Extract the lines that hold the string "tagline".
============
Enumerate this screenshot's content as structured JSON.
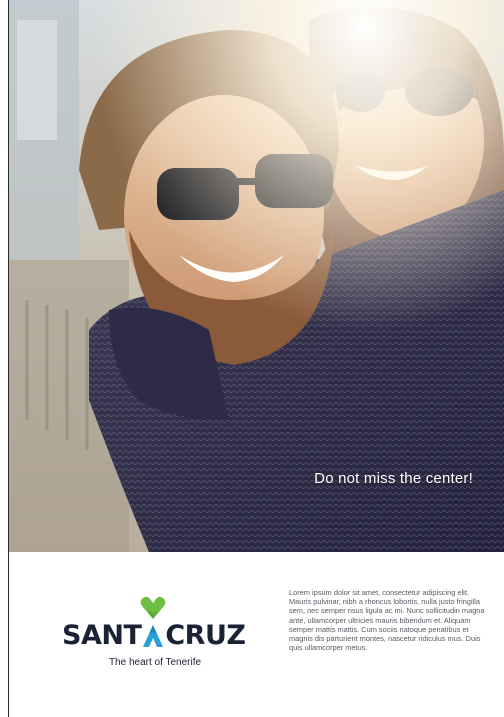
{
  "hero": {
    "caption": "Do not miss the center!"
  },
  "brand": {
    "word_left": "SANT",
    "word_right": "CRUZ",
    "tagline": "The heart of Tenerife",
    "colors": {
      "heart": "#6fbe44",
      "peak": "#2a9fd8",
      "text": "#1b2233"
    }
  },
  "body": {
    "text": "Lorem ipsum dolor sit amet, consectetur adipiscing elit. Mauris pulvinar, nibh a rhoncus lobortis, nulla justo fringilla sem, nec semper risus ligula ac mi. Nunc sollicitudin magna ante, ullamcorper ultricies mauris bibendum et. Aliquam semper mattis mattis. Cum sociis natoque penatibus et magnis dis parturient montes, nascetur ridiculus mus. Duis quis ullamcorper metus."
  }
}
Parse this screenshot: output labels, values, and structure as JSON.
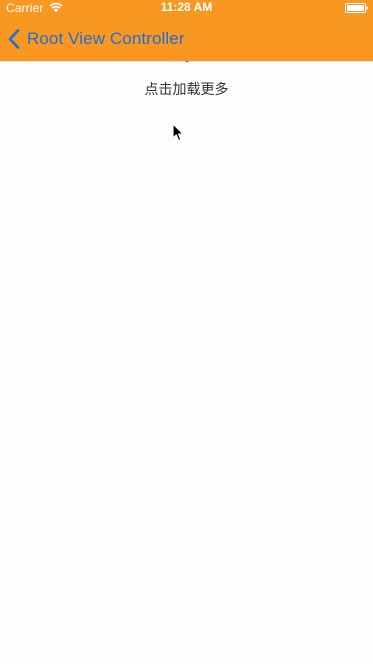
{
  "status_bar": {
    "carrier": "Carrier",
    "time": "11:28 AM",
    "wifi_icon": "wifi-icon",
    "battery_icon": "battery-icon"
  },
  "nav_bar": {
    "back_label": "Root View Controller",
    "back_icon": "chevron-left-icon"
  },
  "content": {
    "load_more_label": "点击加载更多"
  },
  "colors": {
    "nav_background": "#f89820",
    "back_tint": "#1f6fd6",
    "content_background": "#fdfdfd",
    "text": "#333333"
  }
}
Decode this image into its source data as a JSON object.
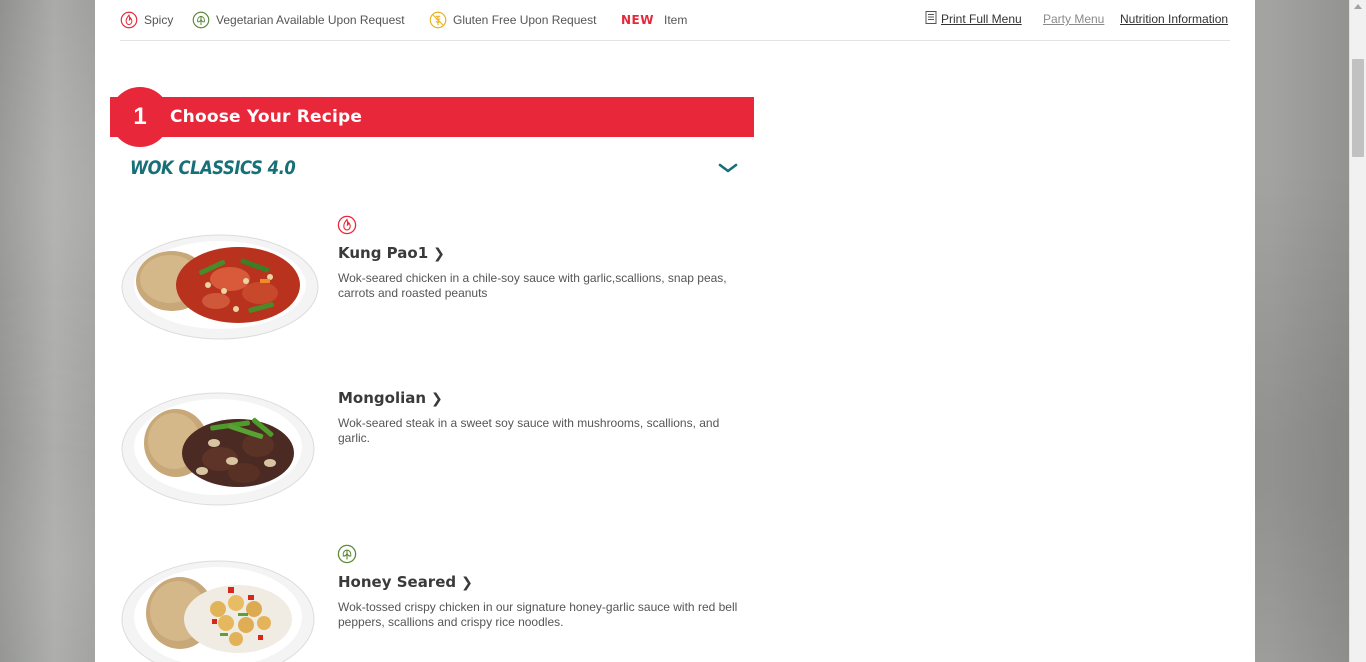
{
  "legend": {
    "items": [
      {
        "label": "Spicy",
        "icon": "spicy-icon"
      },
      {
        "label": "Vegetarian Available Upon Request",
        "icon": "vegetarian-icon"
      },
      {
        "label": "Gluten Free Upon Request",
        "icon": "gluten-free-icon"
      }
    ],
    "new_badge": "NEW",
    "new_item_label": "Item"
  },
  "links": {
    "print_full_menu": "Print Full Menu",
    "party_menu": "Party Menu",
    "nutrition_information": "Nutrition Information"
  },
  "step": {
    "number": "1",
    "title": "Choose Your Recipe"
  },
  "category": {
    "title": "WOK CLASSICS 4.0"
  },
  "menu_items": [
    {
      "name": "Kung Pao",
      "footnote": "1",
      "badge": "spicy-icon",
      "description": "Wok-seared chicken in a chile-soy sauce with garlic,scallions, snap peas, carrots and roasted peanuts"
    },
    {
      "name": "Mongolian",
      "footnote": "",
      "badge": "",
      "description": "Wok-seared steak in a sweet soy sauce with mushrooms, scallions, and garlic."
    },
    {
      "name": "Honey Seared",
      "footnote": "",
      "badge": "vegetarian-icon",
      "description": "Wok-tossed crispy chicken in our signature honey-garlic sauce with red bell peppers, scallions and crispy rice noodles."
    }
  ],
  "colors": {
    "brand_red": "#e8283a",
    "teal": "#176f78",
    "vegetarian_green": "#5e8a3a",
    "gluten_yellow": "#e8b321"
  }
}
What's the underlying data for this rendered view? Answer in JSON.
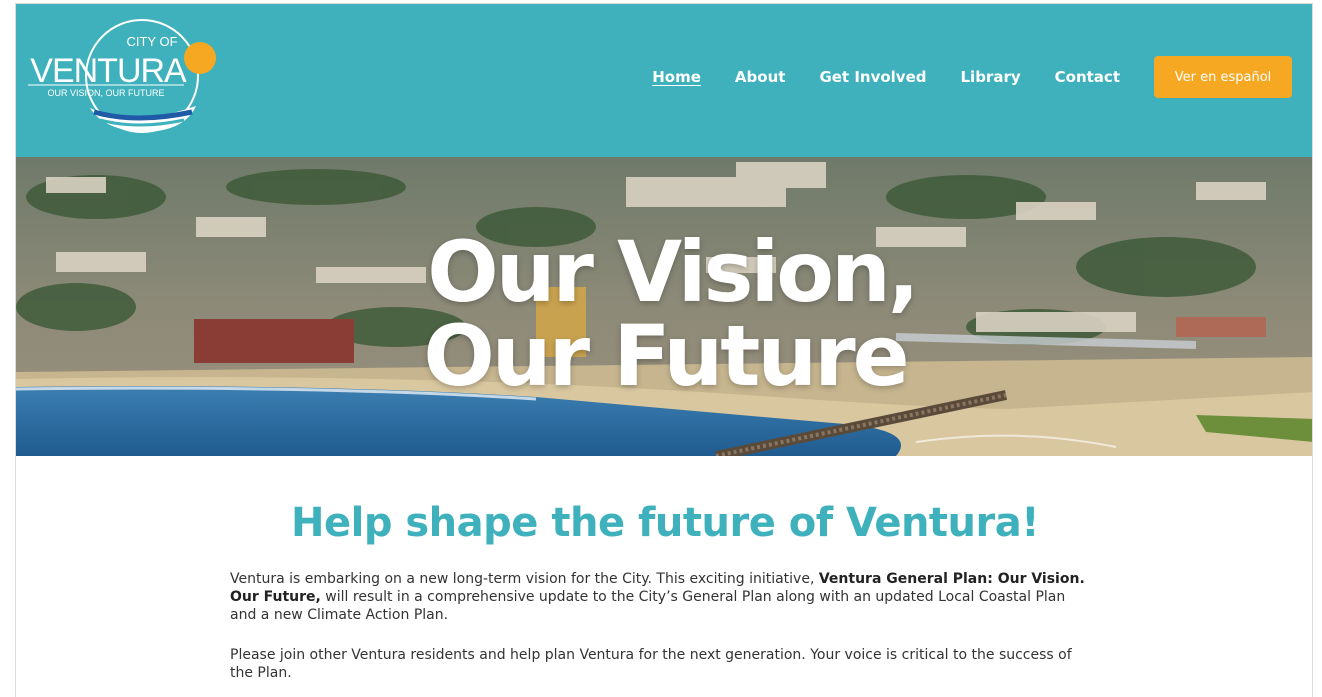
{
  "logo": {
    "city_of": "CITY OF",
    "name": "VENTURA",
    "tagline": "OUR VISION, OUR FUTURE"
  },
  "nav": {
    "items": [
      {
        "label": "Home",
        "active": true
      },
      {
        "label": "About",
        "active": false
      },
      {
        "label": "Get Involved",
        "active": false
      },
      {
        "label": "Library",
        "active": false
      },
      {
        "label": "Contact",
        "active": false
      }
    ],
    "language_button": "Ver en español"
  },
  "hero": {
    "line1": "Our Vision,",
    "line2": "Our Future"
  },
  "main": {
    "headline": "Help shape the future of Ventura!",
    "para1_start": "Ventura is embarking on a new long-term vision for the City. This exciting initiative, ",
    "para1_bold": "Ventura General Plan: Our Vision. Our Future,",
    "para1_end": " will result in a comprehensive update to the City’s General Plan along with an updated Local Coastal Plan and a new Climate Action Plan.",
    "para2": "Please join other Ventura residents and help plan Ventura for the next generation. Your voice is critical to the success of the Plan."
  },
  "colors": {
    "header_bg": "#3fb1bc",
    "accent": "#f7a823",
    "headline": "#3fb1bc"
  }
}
============
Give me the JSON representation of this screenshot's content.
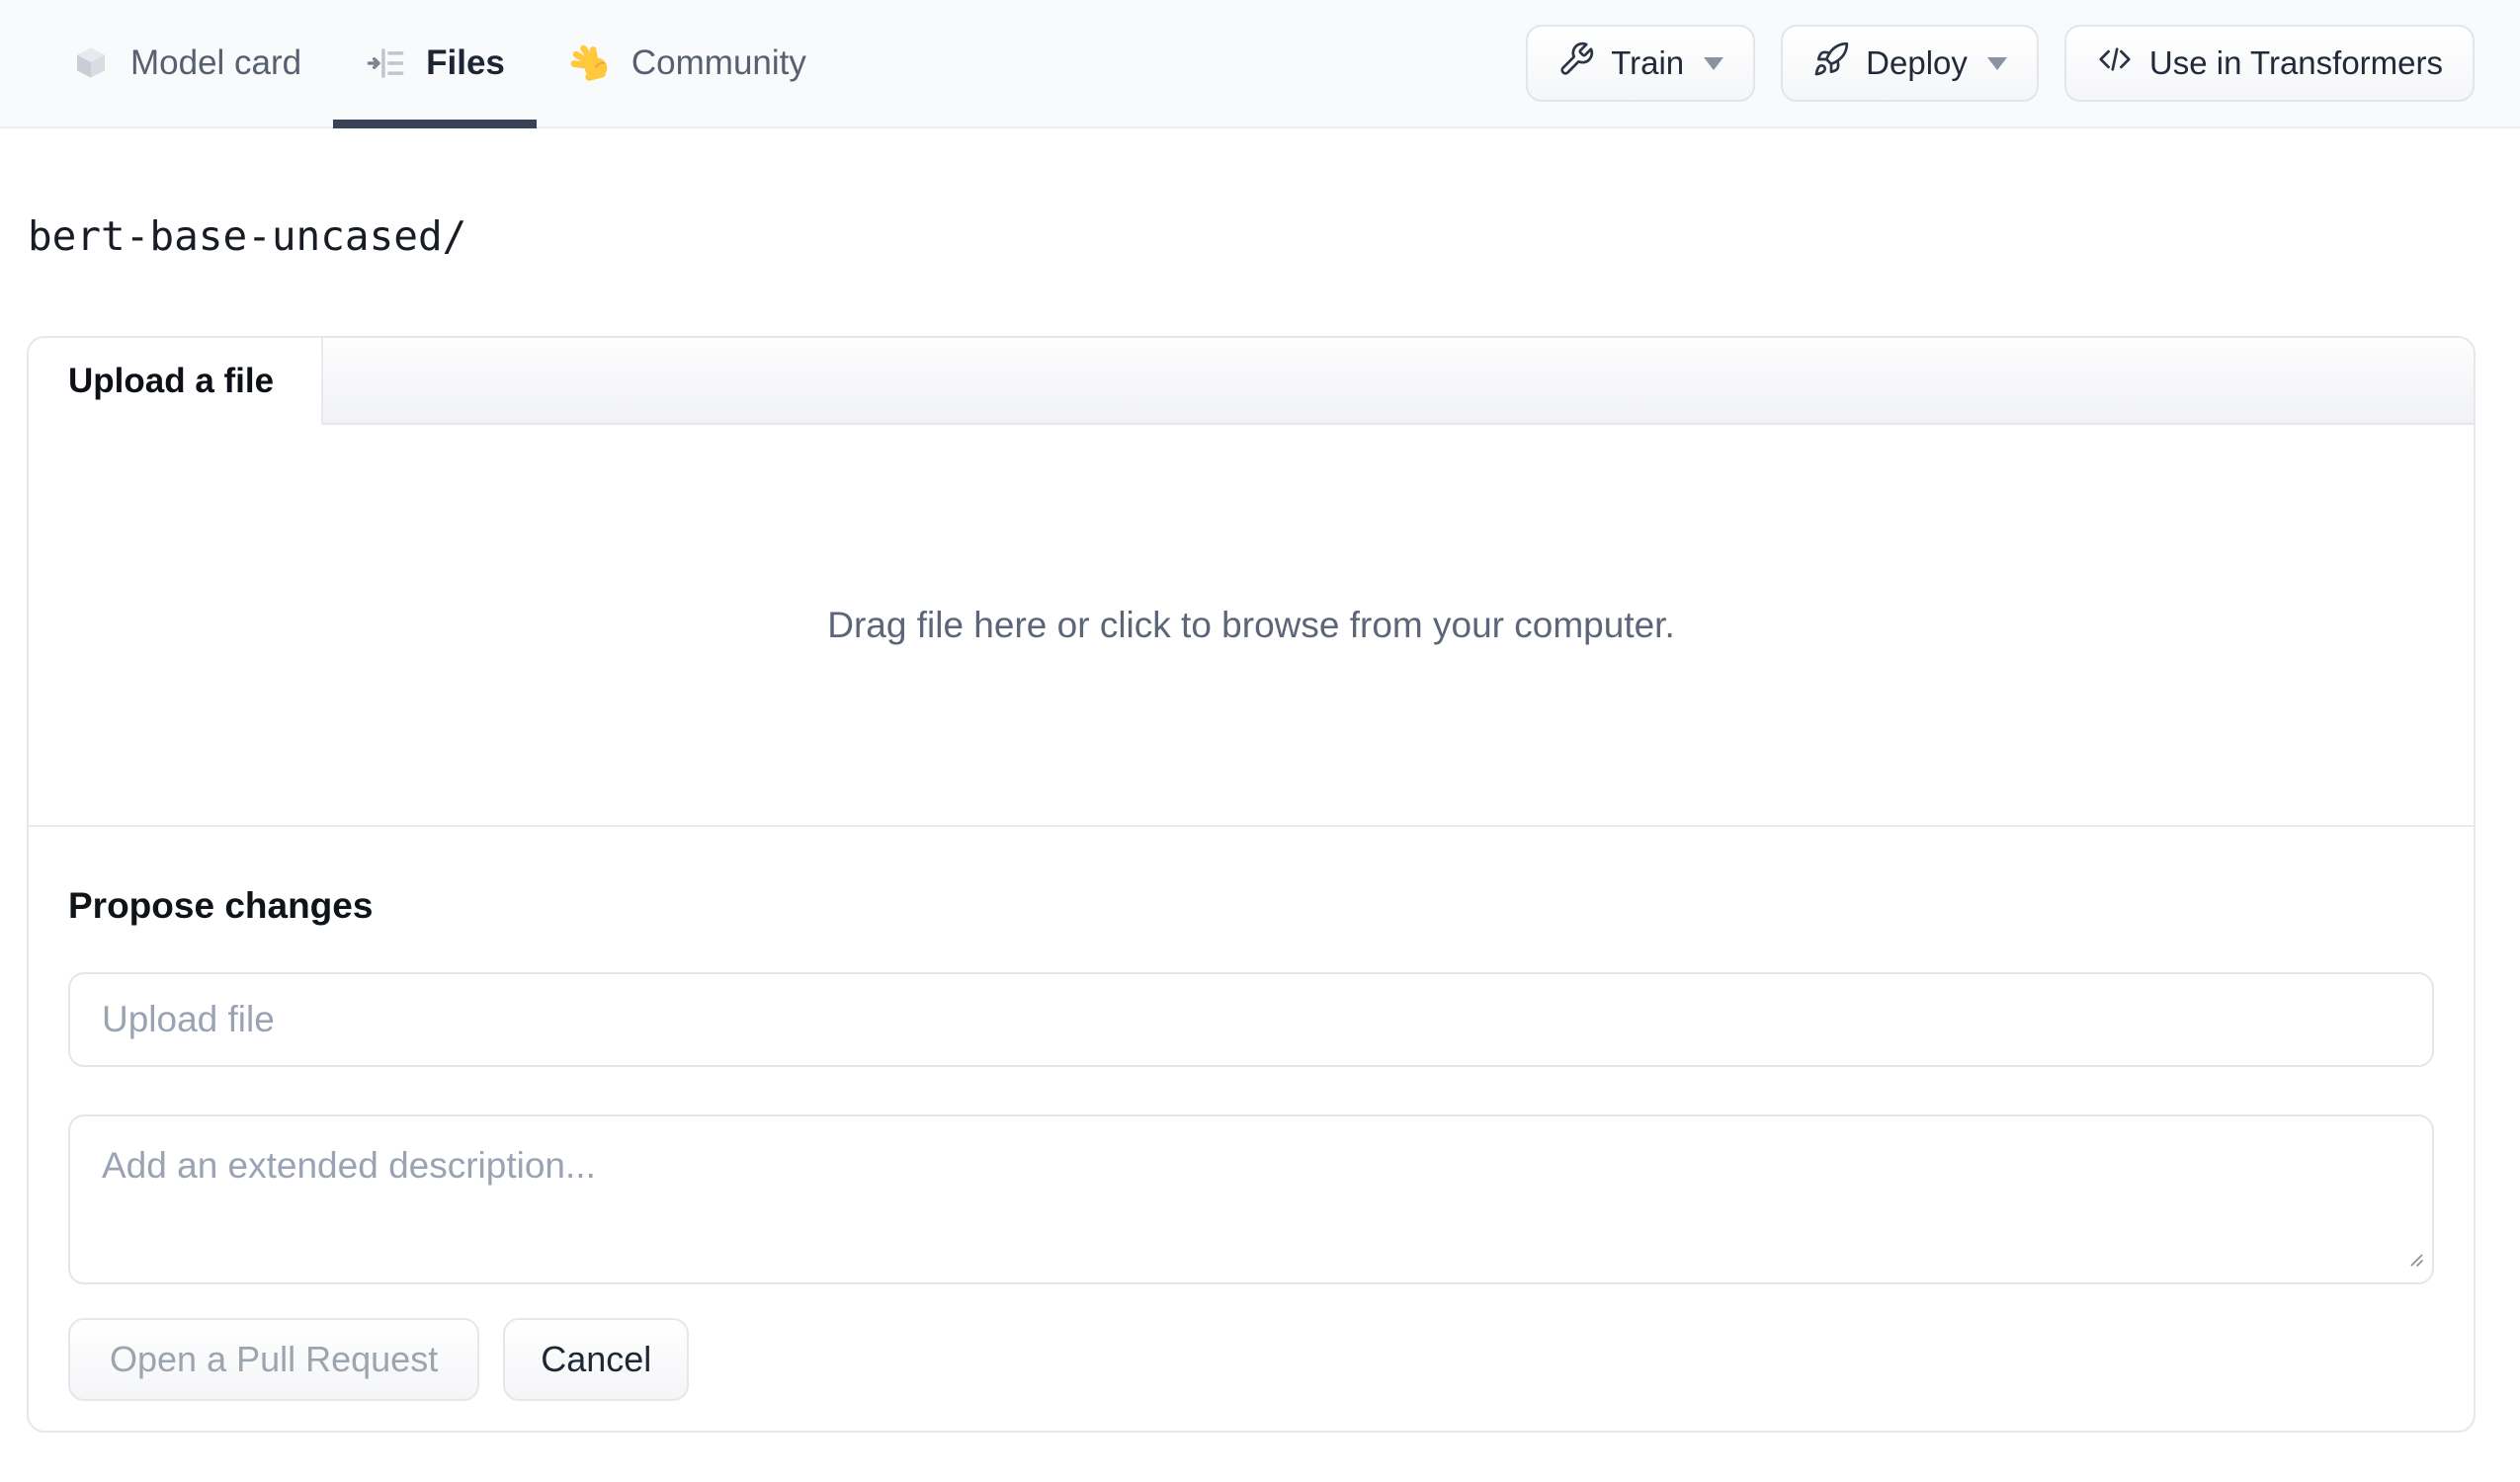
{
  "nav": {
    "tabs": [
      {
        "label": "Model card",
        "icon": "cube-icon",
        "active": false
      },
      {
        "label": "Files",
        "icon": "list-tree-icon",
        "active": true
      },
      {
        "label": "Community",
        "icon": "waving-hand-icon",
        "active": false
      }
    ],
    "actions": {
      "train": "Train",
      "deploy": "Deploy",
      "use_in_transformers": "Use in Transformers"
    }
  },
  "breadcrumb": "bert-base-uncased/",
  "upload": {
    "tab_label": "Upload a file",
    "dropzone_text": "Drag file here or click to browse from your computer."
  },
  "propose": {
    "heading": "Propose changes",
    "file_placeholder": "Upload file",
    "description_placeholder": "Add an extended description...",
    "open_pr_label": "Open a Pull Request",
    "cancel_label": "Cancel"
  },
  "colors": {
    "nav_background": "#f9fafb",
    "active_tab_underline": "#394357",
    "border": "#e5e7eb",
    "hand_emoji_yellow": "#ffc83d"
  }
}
============
◆ **The answer**:
    "tagline": "The heart of Tenerife",
    "tagline": "OUR VISION, OUR FUTURE"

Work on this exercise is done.